◆ WORK TO COMPLETE: Show all lines that include the string "comply"; copy each one.

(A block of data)

——

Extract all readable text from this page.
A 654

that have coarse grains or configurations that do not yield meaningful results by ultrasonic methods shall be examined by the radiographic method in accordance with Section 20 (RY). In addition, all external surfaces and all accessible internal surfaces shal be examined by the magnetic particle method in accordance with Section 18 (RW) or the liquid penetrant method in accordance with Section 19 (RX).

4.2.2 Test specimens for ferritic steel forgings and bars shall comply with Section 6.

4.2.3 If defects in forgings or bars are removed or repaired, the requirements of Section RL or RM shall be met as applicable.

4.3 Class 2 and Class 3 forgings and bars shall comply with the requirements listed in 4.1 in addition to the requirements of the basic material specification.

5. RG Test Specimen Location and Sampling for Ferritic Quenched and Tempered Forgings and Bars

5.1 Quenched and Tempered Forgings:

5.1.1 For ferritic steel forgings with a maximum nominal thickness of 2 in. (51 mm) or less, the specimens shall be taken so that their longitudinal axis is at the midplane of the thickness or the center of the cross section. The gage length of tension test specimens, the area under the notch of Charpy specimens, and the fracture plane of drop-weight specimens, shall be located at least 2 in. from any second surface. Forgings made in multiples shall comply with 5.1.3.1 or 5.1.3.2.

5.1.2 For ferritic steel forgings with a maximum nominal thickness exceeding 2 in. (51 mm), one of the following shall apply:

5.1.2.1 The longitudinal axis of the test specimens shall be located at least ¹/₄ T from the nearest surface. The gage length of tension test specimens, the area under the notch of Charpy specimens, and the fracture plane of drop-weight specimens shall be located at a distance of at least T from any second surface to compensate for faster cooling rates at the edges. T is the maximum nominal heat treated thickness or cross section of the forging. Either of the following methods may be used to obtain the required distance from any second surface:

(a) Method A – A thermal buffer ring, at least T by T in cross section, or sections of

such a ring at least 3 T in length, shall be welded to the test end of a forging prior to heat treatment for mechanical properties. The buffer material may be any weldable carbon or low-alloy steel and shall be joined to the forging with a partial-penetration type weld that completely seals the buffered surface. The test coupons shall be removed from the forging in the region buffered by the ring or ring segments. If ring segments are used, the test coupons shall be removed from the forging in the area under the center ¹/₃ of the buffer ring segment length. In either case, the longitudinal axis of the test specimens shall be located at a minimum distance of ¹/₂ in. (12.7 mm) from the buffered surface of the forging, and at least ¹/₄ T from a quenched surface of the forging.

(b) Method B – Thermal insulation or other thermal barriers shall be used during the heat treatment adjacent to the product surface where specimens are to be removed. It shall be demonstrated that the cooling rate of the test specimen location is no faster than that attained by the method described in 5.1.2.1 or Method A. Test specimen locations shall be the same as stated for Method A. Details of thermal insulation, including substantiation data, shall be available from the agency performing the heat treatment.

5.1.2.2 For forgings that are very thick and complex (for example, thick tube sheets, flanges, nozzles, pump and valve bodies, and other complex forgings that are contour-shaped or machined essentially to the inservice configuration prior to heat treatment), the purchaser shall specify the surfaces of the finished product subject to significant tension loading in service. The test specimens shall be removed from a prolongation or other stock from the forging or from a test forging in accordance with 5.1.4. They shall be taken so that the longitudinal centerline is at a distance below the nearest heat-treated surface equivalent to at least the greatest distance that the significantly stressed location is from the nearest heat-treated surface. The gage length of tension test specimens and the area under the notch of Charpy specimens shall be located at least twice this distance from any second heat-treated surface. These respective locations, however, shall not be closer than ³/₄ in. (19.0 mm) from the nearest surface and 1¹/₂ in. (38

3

——

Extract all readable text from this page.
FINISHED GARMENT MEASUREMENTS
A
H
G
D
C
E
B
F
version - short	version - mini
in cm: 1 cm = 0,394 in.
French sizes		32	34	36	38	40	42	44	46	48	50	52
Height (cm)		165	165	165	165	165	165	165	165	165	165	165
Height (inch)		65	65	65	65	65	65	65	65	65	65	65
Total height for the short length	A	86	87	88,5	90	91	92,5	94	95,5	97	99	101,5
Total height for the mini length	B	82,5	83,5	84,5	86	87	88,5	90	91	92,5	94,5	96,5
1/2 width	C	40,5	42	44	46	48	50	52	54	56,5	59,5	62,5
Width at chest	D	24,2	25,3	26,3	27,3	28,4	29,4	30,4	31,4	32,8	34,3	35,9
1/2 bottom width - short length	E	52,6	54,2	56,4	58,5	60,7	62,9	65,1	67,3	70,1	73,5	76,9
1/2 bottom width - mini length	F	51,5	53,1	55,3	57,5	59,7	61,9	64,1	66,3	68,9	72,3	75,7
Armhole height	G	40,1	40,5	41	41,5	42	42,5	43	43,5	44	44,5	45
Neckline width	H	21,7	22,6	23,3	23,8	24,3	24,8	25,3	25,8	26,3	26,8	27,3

——

◆ WRITTEN RESPONSE:
4.2.2 Test specimens for ferritic steel forgings and bars shall comply with Section 6.
4.3 Class 2 and Class 3 forgings and bars shall comply with the requirements listed in 4.1 in addition to the requirements of the basic material specification.
5.1.1 For ferritic steel forgings with a maximum nominal thickness of 2 in. (51 mm) or less, the specimens shall be taken so that their longitudinal axis is at the midplane of the thickness or the center of the cross section. The gage length of tension test specimens, the area under the notch of Charpy specimens, and the fracture plane of drop-weight specimens, shall be located at least 2 in. from any second surface. Forgings made in multiples shall comply with 5.1.3.1 or 5.1.3.2.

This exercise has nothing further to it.